<<<<

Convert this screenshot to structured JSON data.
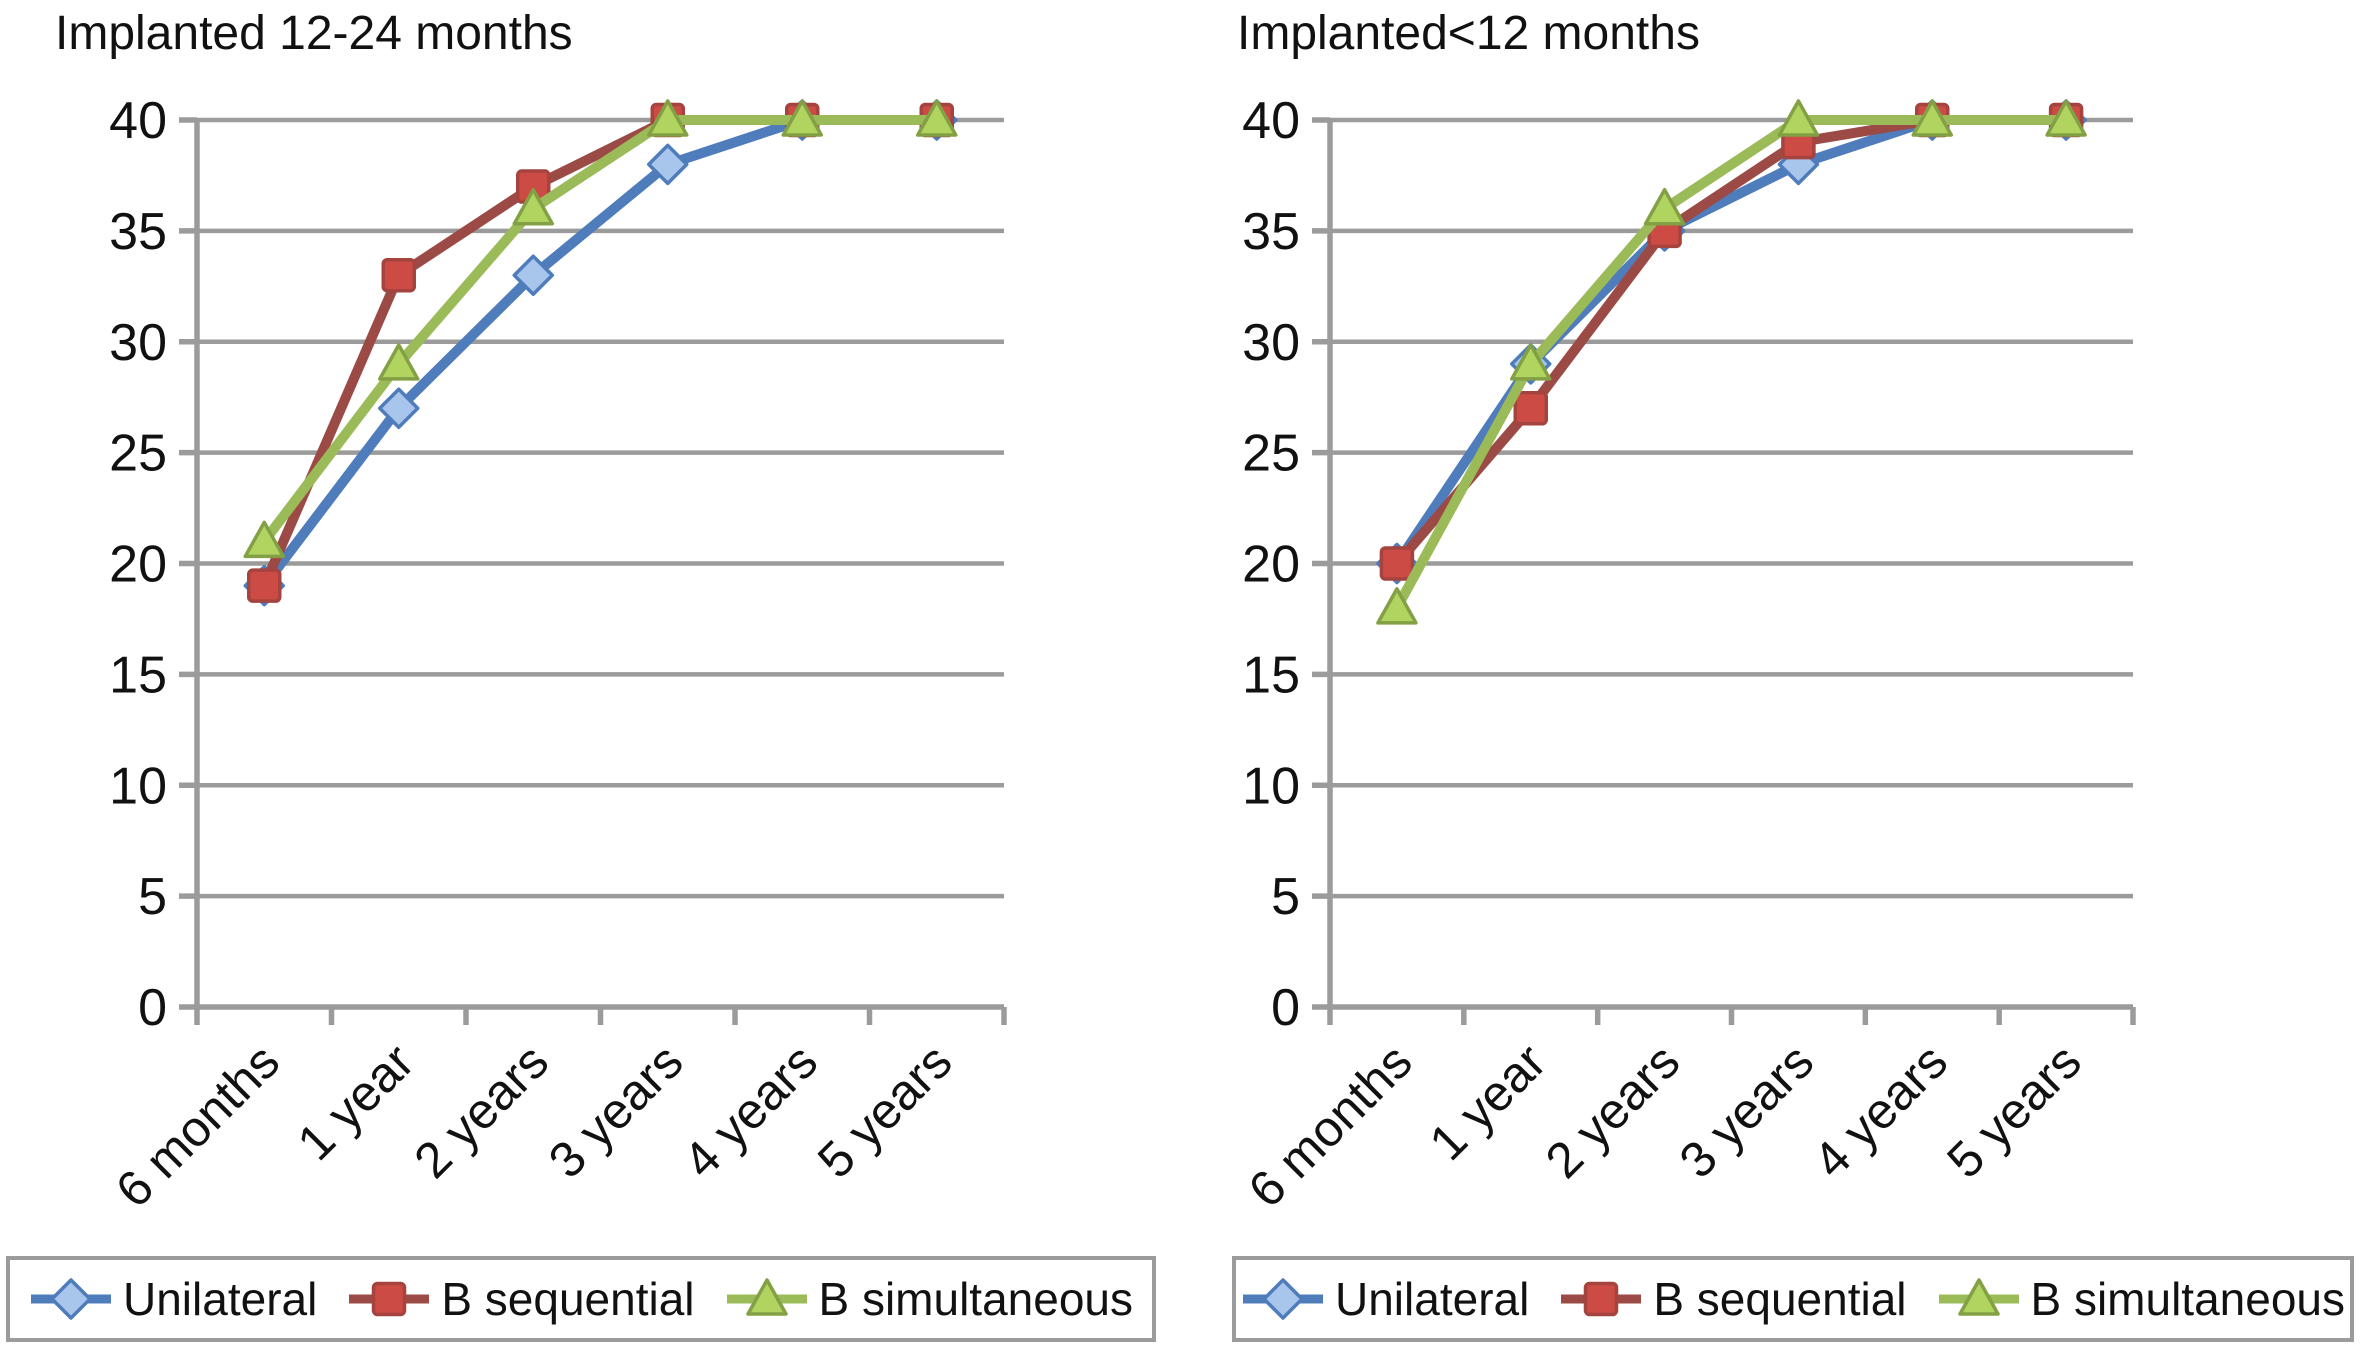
{
  "figure": {
    "background": "#FFFFFF",
    "palette": {
      "grid": "#9B9B9B",
      "axis": "#9B9B9B",
      "text": "#111111",
      "legend_border": "#9B9B9B"
    }
  },
  "chart_data": [
    {
      "type": "line",
      "title": "Implanted 12-24 months",
      "categories": [
        "6 months",
        "1 year",
        "2 years",
        "3 years",
        "4 years",
        "5 years"
      ],
      "series": [
        {
          "name": "Unilateral",
          "marker": "diamond",
          "line_color": "#4F7CBB",
          "fill_color": "#A8C5EC",
          "edge_color": "#4F7CBB",
          "values": [
            19,
            27,
            33,
            38,
            40,
            40
          ]
        },
        {
          "name": "B sequential",
          "marker": "square",
          "line_color": "#9C4A45",
          "fill_color": "#CC4B45",
          "edge_color": "#A5443F",
          "values": [
            19,
            33,
            37,
            40,
            40,
            40
          ]
        },
        {
          "name": "B simultaneous",
          "marker": "triangle",
          "line_color": "#9BBB59",
          "fill_color": "#B0D45F",
          "edge_color": "#83A045",
          "values": [
            21,
            29,
            36,
            40,
            40,
            40
          ]
        }
      ],
      "ylim": [
        0,
        40
      ],
      "yticks": [
        0,
        5,
        10,
        15,
        20,
        25,
        30,
        35,
        40
      ],
      "grid": "horizontal",
      "legend_position": "bottom"
    },
    {
      "type": "line",
      "title": "Implanted<12 months",
      "categories": [
        "6 months",
        "1 year",
        "2 years",
        "3 years",
        "4 years",
        "5 years"
      ],
      "series": [
        {
          "name": "Unilateral",
          "marker": "diamond",
          "line_color": "#4F7CBB",
          "fill_color": "#A8C5EC",
          "edge_color": "#4F7CBB",
          "values": [
            20,
            29,
            35,
            38,
            40,
            40
          ]
        },
        {
          "name": "B sequential",
          "marker": "square",
          "line_color": "#9C4A45",
          "fill_color": "#CC4B45",
          "edge_color": "#A5443F",
          "values": [
            20,
            27,
            35,
            39,
            40,
            40
          ]
        },
        {
          "name": "B simultaneous",
          "marker": "triangle",
          "line_color": "#9BBB59",
          "fill_color": "#B0D45F",
          "edge_color": "#83A045",
          "values": [
            18,
            29,
            36,
            40,
            40,
            40
          ]
        }
      ],
      "ylim": [
        0,
        40
      ],
      "yticks": [
        0,
        5,
        10,
        15,
        20,
        25,
        30,
        35,
        40
      ],
      "grid": "horizontal",
      "legend_position": "bottom"
    }
  ]
}
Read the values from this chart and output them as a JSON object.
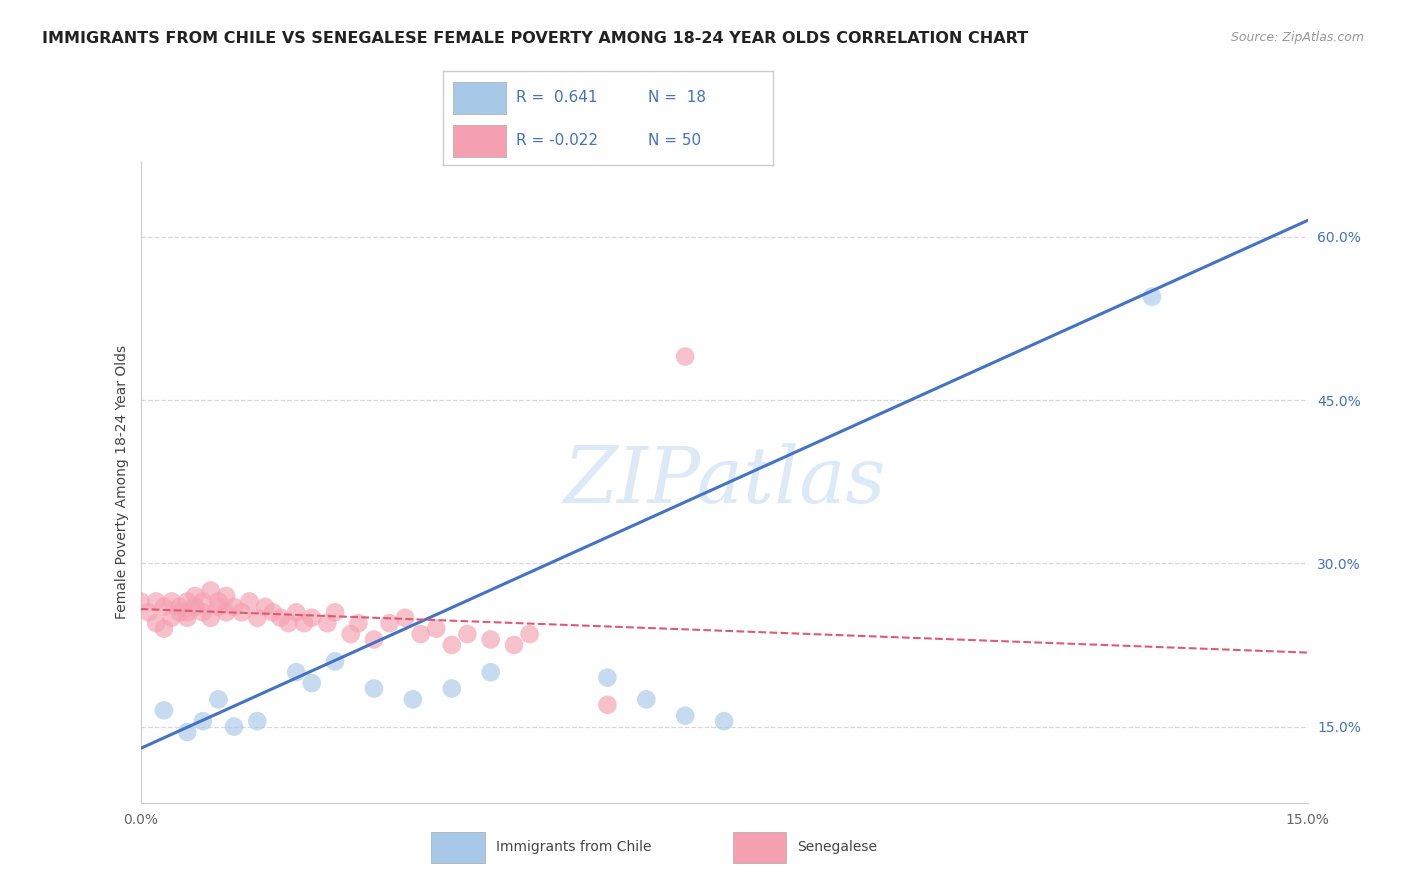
{
  "title": "IMMIGRANTS FROM CHILE VS SENEGALESE FEMALE POVERTY AMONG 18-24 YEAR OLDS CORRELATION CHART",
  "source": "Source: ZipAtlas.com",
  "ylabel": "Female Poverty Among 18-24 Year Olds",
  "xlim": [
    0.0,
    0.15
  ],
  "ylim": [
    0.08,
    0.67
  ],
  "y_ticks_right": [
    0.15,
    0.3,
    0.45,
    0.6
  ],
  "y_tick_labels_right": [
    "15.0%",
    "30.0%",
    "45.0%",
    "60.0%"
  ],
  "r_chile": 0.641,
  "n_chile": 18,
  "r_senegal": -0.022,
  "n_senegal": 50,
  "blue_color": "#a8c8e8",
  "pink_color": "#f4a0b0",
  "line_blue": "#4472c4",
  "line_pink": "#e05878",
  "legend_r_color": "#4472c4",
  "grid_color": "#d8d8d8",
  "bg_color": "#ffffff",
  "chile_x": [
    0.003,
    0.006,
    0.008,
    0.01,
    0.012,
    0.015,
    0.02,
    0.022,
    0.025,
    0.03,
    0.035,
    0.04,
    0.045,
    0.06,
    0.065,
    0.07,
    0.075,
    0.13
  ],
  "chile_y": [
    0.165,
    0.145,
    0.155,
    0.175,
    0.15,
    0.155,
    0.2,
    0.19,
    0.21,
    0.185,
    0.175,
    0.185,
    0.2,
    0.195,
    0.175,
    0.16,
    0.155,
    0.545
  ],
  "senegal_x": [
    0.0,
    0.001,
    0.002,
    0.002,
    0.003,
    0.003,
    0.004,
    0.004,
    0.005,
    0.005,
    0.006,
    0.006,
    0.006,
    0.007,
    0.007,
    0.008,
    0.008,
    0.009,
    0.009,
    0.01,
    0.01,
    0.011,
    0.011,
    0.012,
    0.013,
    0.014,
    0.015,
    0.016,
    0.017,
    0.018,
    0.019,
    0.02,
    0.021,
    0.022,
    0.024,
    0.025,
    0.027,
    0.028,
    0.03,
    0.032,
    0.034,
    0.036,
    0.038,
    0.04,
    0.042,
    0.045,
    0.048,
    0.05,
    0.06,
    0.07
  ],
  "senegal_y": [
    0.265,
    0.255,
    0.265,
    0.245,
    0.24,
    0.26,
    0.25,
    0.265,
    0.255,
    0.26,
    0.265,
    0.25,
    0.255,
    0.27,
    0.26,
    0.255,
    0.265,
    0.25,
    0.275,
    0.265,
    0.26,
    0.255,
    0.27,
    0.26,
    0.255,
    0.265,
    0.25,
    0.26,
    0.255,
    0.25,
    0.245,
    0.255,
    0.245,
    0.25,
    0.245,
    0.255,
    0.235,
    0.245,
    0.23,
    0.245,
    0.25,
    0.235,
    0.24,
    0.225,
    0.235,
    0.23,
    0.225,
    0.235,
    0.17,
    0.49
  ],
  "blue_line_x0": 0.0,
  "blue_line_y0": 0.13,
  "blue_line_x1": 0.15,
  "blue_line_y1": 0.615,
  "pink_line_x0": 0.0,
  "pink_line_y0": 0.258,
  "pink_line_x1": 0.15,
  "pink_line_y1": 0.218
}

>>>>

Task to complete ▸ Pictures don't belong in the copy. Transcribe every record exactly as it appears.

In response ▸
Convert this screenshot to structured JSON data.
{
  "figure": {
    "background": "#FFFFFF",
    "palette": {
      "grid": "#9B9B9B",
      "axis": "#9B9B9B",
      "text": "#111111",
      "legend_border": "#9B9B9B"
    }
  },
  "chart_data": [
    {
      "type": "line",
      "title": "Implanted 12-24 months",
      "categories": [
        "6 months",
        "1 year",
        "2 years",
        "3 years",
        "4 years",
        "5 years"
      ],
      "series": [
        {
          "name": "Unilateral",
          "marker": "diamond",
          "line_color": "#4F7CBB",
          "fill_color": "#A8C5EC",
          "edge_color": "#4F7CBB",
          "values": [
            19,
            27,
            33,
            38,
            40,
            40
          ]
        },
        {
          "name": "B sequential",
          "marker": "square",
          "line_color": "#9C4A45",
          "fill_color": "#CC4B45",
          "edge_color": "#A5443F",
          "values": [
            19,
            33,
            37,
            40,
            40,
            40
          ]
        },
        {
          "name": "B simultaneous",
          "marker": "triangle",
          "line_color": "#9BBB59",
          "fill_color": "#B0D45F",
          "edge_color": "#83A045",
          "values": [
            21,
            29,
            36,
            40,
            40,
            40
          ]
        }
      ],
      "ylim": [
        0,
        40
      ],
      "yticks": [
        0,
        5,
        10,
        15,
        20,
        25,
        30,
        35,
        40
      ],
      "grid": "horizontal",
      "legend_position": "bottom"
    },
    {
      "type": "line",
      "title": "Implanted<12 months",
      "categories": [
        "6 months",
        "1 year",
        "2 years",
        "3 years",
        "4 years",
        "5 years"
      ],
      "series": [
        {
          "name": "Unilateral",
          "marker": "diamond",
          "line_color": "#4F7CBB",
          "fill_color": "#A8C5EC",
          "edge_color": "#4F7CBB",
          "values": [
            20,
            29,
            35,
            38,
            40,
            40
          ]
        },
        {
          "name": "B sequential",
          "marker": "square",
          "line_color": "#9C4A45",
          "fill_color": "#CC4B45",
          "edge_color": "#A5443F",
          "values": [
            20,
            27,
            35,
            39,
            40,
            40
          ]
        },
        {
          "name": "B simultaneous",
          "marker": "triangle",
          "line_color": "#9BBB59",
          "fill_color": "#B0D45F",
          "edge_color": "#83A045",
          "values": [
            18,
            29,
            36,
            40,
            40,
            40
          ]
        }
      ],
      "ylim": [
        0,
        40
      ],
      "yticks": [
        0,
        5,
        10,
        15,
        20,
        25,
        30,
        35,
        40
      ],
      "grid": "horizontal",
      "legend_position": "bottom"
    }
  ]
}
Read the values from this chart and output them as a JSON object.
{
  "title": "IMMIGRANTS FROM CHILE VS SENEGALESE FEMALE POVERTY AMONG 18-24 YEAR OLDS CORRELATION CHART",
  "source": "Source: ZipAtlas.com",
  "ylabel": "Female Poverty Among 18-24 Year Olds",
  "xlim": [
    0.0,
    0.15
  ],
  "ylim": [
    0.08,
    0.67
  ],
  "y_ticks_right": [
    0.15,
    0.3,
    0.45,
    0.6
  ],
  "y_tick_labels_right": [
    "15.0%",
    "30.0%",
    "45.0%",
    "60.0%"
  ],
  "r_chile": 0.641,
  "n_chile": 18,
  "r_senegal": -0.022,
  "n_senegal": 50,
  "blue_color": "#a8c8e8",
  "pink_color": "#f4a0b0",
  "line_blue": "#4472c4",
  "line_pink": "#e05878",
  "legend_r_color": "#4472c4",
  "grid_color": "#d8d8d8",
  "bg_color": "#ffffff",
  "chile_x": [
    0.003,
    0.006,
    0.008,
    0.01,
    0.012,
    0.015,
    0.02,
    0.022,
    0.025,
    0.03,
    0.035,
    0.04,
    0.045,
    0.06,
    0.065,
    0.07,
    0.075,
    0.13
  ],
  "chile_y": [
    0.165,
    0.145,
    0.155,
    0.175,
    0.15,
    0.155,
    0.2,
    0.19,
    0.21,
    0.185,
    0.175,
    0.185,
    0.2,
    0.195,
    0.175,
    0.16,
    0.155,
    0.545
  ],
  "senegal_x": [
    0.0,
    0.001,
    0.002,
    0.002,
    0.003,
    0.003,
    0.004,
    0.004,
    0.005,
    0.005,
    0.006,
    0.006,
    0.006,
    0.007,
    0.007,
    0.008,
    0.008,
    0.009,
    0.009,
    0.01,
    0.01,
    0.011,
    0.011,
    0.012,
    0.013,
    0.014,
    0.015,
    0.016,
    0.017,
    0.018,
    0.019,
    0.02,
    0.021,
    0.022,
    0.024,
    0.025,
    0.027,
    0.028,
    0.03,
    0.032,
    0.034,
    0.036,
    0.038,
    0.04,
    0.042,
    0.045,
    0.048,
    0.05,
    0.06,
    0.07
  ],
  "senegal_y": [
    0.265,
    0.255,
    0.265,
    0.245,
    0.24,
    0.26,
    0.25,
    0.265,
    0.255,
    0.26,
    0.265,
    0.25,
    0.255,
    0.27,
    0.26,
    0.255,
    0.265,
    0.25,
    0.275,
    0.265,
    0.26,
    0.255,
    0.27,
    0.26,
    0.255,
    0.265,
    0.25,
    0.26,
    0.255,
    0.25,
    0.245,
    0.255,
    0.245,
    0.25,
    0.245,
    0.255,
    0.235,
    0.245,
    0.23,
    0.245,
    0.25,
    0.235,
    0.24,
    0.225,
    0.235,
    0.23,
    0.225,
    0.235,
    0.17,
    0.49
  ],
  "blue_line_x0": 0.0,
  "blue_line_y0": 0.13,
  "blue_line_x1": 0.15,
  "blue_line_y1": 0.615,
  "pink_line_x0": 0.0,
  "pink_line_y0": 0.258,
  "pink_line_x1": 0.15,
  "pink_line_y1": 0.218
}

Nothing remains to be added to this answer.